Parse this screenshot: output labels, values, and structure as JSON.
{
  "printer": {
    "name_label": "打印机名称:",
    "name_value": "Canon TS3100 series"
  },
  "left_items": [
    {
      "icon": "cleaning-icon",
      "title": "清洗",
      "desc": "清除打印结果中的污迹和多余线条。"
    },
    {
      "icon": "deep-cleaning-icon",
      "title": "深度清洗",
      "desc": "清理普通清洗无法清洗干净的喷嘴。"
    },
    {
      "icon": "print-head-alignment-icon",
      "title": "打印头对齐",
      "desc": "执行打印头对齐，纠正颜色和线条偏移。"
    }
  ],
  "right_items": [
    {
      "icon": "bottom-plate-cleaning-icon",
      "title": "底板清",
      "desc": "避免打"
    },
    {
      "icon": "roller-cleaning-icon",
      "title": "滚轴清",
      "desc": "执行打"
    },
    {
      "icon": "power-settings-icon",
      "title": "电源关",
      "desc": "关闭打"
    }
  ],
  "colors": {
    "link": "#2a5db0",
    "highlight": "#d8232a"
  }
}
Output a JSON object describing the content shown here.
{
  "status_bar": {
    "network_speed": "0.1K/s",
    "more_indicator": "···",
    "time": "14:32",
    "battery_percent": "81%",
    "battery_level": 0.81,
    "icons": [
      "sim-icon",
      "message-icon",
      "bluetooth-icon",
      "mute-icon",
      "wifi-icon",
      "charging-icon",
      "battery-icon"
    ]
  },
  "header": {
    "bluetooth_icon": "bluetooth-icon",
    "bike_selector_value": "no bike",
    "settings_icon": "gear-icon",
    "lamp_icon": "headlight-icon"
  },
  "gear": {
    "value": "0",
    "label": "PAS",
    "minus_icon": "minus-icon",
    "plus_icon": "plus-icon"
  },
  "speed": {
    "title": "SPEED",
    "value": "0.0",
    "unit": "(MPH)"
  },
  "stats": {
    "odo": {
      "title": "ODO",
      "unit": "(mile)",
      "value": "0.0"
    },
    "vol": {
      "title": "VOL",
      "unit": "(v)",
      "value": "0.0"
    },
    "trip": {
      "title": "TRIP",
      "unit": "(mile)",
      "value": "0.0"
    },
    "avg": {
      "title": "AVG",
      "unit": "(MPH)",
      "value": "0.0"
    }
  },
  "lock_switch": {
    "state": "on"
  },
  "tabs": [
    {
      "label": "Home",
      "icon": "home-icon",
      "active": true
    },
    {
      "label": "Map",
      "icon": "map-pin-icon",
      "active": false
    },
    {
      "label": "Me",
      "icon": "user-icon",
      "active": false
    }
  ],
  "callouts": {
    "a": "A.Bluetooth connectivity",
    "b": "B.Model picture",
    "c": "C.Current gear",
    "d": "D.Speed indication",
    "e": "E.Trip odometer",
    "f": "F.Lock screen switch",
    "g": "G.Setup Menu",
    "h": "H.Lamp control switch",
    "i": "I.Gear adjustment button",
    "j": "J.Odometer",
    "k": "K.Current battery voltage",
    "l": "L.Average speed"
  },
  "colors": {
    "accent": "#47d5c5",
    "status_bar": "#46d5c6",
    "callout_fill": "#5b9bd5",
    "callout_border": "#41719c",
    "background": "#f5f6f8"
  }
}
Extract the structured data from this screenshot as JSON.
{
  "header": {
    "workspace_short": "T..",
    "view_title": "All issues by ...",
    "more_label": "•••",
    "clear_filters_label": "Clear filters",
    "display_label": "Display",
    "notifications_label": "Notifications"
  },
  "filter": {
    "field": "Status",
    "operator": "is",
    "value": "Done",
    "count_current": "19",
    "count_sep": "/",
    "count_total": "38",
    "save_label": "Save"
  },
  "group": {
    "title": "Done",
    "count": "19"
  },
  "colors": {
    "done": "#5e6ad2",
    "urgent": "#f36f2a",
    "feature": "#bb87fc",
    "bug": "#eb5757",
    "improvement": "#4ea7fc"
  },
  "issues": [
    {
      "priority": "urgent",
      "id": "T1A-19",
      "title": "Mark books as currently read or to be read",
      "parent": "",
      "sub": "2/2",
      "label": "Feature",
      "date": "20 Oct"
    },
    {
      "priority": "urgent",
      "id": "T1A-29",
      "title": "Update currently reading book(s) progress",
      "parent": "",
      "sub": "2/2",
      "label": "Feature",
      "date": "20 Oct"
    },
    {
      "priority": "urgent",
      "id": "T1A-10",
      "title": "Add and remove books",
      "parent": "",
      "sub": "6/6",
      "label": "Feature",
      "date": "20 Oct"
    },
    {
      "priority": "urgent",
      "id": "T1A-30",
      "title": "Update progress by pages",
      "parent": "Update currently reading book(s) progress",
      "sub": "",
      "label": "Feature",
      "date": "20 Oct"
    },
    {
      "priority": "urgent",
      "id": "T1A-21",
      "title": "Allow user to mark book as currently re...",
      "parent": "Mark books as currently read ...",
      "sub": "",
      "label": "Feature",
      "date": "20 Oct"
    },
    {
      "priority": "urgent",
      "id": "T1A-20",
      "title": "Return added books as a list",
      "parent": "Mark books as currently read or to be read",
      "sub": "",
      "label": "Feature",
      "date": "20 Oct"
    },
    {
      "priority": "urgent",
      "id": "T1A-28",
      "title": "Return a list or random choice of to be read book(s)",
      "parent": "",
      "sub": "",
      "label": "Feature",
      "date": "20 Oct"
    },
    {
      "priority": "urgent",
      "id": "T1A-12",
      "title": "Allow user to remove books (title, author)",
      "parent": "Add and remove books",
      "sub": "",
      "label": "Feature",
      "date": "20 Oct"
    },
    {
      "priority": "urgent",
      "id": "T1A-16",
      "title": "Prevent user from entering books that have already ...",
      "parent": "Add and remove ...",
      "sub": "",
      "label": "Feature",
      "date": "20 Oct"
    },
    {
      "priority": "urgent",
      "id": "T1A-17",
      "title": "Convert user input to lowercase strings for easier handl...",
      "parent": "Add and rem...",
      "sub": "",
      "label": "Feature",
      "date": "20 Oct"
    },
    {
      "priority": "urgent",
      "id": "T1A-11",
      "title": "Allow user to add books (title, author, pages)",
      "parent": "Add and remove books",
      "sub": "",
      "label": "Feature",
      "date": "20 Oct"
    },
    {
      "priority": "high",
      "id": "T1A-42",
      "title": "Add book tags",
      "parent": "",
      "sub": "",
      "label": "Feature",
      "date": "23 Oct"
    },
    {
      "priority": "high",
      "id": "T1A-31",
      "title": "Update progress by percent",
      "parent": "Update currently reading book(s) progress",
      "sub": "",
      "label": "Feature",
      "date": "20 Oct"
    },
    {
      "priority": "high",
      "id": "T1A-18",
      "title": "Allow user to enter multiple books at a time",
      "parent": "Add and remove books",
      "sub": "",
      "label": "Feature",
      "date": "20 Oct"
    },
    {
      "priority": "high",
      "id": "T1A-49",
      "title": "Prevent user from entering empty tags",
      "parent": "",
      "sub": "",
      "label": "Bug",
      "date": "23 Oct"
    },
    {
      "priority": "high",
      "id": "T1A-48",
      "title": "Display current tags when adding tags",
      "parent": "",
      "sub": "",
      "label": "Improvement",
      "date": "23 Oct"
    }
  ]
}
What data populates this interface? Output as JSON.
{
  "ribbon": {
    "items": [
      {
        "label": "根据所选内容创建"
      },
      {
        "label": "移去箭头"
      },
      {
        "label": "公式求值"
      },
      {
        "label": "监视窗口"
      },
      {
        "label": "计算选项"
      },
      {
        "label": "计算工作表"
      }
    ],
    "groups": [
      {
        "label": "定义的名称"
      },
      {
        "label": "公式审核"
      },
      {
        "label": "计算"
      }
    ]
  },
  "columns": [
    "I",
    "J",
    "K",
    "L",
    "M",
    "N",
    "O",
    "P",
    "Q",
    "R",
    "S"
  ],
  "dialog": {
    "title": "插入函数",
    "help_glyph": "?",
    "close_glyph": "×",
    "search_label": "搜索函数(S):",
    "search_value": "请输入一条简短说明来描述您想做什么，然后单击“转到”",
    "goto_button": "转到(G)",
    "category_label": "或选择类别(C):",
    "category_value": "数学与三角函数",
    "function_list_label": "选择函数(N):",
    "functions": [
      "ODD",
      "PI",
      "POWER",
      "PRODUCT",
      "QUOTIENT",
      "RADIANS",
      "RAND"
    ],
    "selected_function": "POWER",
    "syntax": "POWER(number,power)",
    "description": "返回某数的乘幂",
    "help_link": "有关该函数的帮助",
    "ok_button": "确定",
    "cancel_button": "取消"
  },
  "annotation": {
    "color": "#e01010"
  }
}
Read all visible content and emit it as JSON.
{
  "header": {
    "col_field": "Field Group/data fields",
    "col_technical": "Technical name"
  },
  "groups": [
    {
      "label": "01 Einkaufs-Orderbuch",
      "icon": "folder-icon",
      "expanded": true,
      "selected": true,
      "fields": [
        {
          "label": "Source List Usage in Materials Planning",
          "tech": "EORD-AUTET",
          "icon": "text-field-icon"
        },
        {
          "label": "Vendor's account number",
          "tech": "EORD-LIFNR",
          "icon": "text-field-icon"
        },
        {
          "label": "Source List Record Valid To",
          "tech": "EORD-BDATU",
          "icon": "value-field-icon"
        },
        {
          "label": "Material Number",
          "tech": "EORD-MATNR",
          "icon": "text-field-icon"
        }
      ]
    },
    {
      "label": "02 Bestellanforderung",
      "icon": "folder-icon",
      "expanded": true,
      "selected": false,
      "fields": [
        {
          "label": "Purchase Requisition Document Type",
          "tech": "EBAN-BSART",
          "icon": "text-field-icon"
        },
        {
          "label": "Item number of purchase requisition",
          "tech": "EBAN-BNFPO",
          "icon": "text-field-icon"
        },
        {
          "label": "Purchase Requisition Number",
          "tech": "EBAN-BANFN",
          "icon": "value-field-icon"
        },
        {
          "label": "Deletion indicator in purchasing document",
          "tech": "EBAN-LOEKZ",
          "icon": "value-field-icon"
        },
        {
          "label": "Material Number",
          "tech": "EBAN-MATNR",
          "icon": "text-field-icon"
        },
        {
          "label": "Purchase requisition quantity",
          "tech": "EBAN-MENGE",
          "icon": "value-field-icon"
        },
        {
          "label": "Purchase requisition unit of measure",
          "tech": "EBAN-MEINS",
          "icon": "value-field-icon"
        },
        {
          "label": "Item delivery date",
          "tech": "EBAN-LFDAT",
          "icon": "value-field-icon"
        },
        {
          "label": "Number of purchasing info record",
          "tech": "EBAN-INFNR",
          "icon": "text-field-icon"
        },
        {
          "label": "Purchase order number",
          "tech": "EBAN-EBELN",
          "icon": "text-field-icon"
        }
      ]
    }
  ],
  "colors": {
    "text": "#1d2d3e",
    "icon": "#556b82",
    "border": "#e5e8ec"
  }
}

..........

■ WRITTEN EXERCISE ■
Show all lines in the entries above where the word "user" appears.

■ REPLY TO THE EXERCISE ■
      "icon": "user-icon",
      "title": "Allow user to mark book as currently re...",
      "title": "Allow user to remove books (title, author)",
      "title": "Prevent user from entering books that have already ...",
      "title": "Convert user input to lowercase strings for easier handl...",
      "title": "Allow user to add books (title, author, pages)",
      "title": "Allow user to enter multiple books at a time",
      "title": "Prevent user from entering empty tags",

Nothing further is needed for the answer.